Read the records and gather each line that includes "title".

-- BEGIN --

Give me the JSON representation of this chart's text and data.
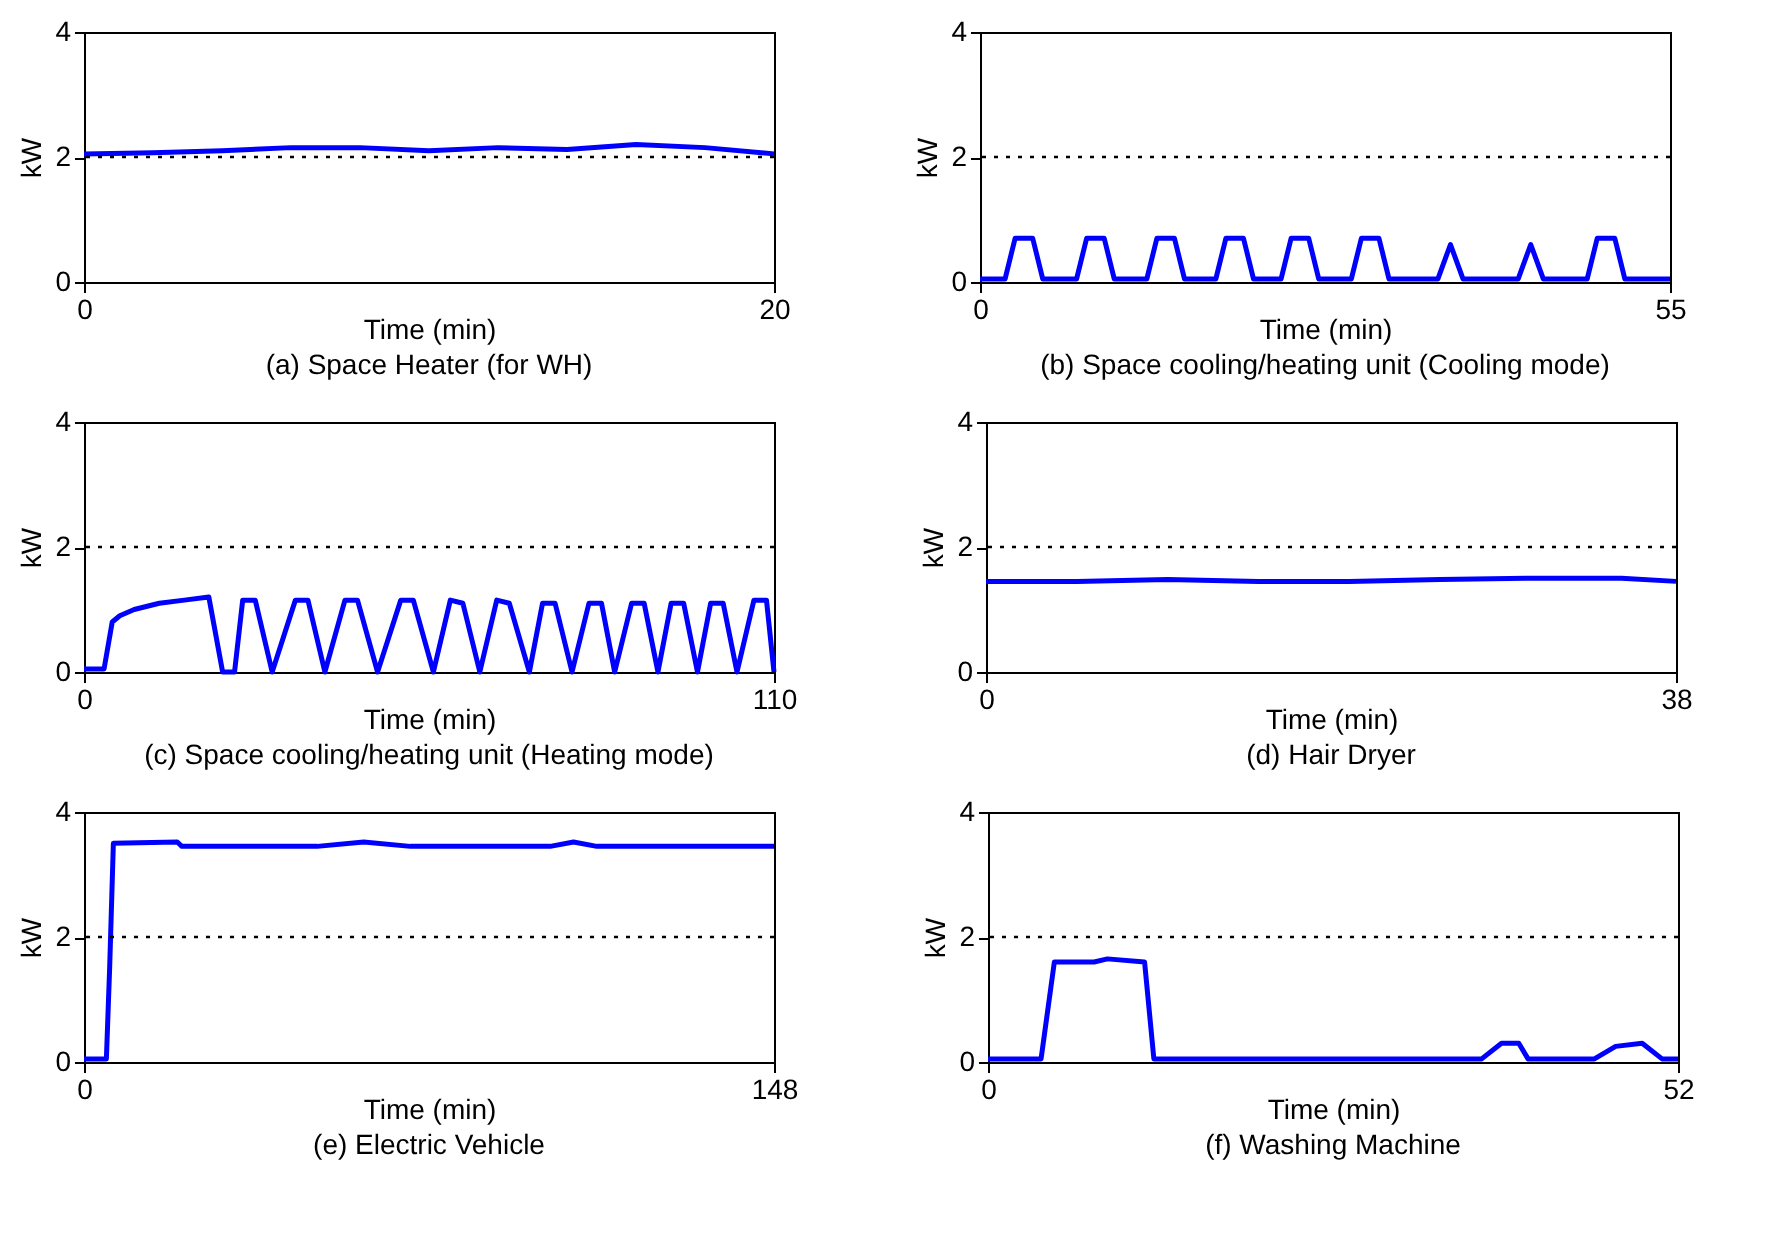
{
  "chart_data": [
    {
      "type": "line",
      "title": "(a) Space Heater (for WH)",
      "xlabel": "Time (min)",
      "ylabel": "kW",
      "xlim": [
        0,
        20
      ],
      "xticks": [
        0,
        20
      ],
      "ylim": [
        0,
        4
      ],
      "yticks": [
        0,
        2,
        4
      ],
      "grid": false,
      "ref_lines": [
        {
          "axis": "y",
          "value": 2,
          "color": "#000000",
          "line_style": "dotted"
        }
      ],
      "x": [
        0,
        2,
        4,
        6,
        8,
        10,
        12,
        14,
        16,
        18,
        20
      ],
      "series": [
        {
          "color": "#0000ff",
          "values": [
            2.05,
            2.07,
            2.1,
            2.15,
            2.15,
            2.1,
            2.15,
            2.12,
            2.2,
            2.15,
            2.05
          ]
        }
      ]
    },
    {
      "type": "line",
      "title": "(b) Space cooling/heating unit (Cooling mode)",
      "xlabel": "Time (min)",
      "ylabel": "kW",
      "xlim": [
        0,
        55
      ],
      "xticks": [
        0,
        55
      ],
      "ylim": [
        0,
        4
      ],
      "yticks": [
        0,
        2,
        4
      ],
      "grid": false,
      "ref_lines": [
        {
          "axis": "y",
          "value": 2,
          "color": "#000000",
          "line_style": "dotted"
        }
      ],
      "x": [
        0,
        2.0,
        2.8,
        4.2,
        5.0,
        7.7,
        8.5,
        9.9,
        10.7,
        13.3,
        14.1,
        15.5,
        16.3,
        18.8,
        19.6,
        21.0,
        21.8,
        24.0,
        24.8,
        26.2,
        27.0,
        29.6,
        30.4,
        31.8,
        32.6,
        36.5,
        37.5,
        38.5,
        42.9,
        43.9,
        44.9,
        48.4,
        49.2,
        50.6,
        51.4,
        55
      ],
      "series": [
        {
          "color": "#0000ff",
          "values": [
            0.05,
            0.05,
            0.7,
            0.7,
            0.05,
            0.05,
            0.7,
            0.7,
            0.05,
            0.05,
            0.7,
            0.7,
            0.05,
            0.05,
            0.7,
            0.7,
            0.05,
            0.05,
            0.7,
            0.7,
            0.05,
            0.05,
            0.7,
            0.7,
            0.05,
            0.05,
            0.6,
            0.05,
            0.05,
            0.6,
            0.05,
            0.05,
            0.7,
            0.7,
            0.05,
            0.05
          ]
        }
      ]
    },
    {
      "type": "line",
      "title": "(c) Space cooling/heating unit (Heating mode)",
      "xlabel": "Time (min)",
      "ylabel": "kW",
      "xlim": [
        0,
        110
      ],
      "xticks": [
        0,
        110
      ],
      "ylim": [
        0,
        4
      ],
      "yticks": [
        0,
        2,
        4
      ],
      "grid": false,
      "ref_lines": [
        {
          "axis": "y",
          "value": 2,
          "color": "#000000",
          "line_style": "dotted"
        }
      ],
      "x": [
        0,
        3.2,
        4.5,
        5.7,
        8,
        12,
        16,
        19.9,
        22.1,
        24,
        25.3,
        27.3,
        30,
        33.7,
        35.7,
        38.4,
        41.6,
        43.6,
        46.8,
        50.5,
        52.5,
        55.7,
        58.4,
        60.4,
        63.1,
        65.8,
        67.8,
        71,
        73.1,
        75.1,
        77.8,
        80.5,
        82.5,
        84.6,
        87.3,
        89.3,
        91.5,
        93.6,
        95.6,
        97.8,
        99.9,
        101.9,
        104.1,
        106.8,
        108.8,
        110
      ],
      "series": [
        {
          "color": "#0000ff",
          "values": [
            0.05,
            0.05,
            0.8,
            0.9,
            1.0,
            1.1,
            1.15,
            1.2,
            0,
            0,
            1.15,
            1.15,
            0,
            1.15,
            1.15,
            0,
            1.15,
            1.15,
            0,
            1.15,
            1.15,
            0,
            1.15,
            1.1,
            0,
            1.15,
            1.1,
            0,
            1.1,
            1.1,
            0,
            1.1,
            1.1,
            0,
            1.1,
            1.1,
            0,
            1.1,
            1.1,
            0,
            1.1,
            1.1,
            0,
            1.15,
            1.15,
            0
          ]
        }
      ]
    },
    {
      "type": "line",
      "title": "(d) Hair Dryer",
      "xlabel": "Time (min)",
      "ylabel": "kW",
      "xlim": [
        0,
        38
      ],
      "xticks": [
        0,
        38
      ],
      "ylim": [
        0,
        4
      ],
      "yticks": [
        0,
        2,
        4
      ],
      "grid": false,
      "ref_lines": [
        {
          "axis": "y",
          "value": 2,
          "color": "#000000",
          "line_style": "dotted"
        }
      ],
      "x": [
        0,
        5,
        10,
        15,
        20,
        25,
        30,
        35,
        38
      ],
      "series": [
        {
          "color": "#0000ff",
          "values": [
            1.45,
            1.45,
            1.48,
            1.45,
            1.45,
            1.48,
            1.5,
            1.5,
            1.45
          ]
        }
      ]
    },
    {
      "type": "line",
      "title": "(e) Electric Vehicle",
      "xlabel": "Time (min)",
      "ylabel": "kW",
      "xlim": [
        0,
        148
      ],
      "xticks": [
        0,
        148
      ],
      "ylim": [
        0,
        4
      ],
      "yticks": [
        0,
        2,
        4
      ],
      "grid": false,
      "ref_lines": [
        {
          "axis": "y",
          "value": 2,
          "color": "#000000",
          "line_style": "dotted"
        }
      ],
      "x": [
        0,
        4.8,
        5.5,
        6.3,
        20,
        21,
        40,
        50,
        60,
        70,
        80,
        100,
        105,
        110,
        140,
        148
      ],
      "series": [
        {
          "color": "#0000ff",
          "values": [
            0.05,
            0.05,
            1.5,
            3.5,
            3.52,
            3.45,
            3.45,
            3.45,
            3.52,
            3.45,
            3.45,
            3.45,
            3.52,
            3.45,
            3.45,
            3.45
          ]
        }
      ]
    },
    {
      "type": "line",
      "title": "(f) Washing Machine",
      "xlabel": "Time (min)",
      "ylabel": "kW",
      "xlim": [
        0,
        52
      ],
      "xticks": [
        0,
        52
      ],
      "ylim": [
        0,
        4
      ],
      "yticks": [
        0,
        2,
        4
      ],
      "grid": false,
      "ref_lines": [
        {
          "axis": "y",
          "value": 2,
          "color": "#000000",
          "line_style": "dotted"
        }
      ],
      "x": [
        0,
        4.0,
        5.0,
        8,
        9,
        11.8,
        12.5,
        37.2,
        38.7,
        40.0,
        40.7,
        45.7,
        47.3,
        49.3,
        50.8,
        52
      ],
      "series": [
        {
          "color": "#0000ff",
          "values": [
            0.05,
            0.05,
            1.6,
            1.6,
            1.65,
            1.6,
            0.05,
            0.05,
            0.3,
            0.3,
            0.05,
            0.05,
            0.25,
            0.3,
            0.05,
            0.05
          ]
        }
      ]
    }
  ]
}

-- END --

● **Task solution**:
      "title": "(a) Space Heater (for WH)",
      "title": "(b) Space cooling/heating unit (Cooling mode)",
      "title": "(c) Space cooling/heating unit (Heating mode)",
      "title": "(d) Hair Dryer",
      "title": "(e) Electric Vehicle",
      "title": "(f) Washing Machine",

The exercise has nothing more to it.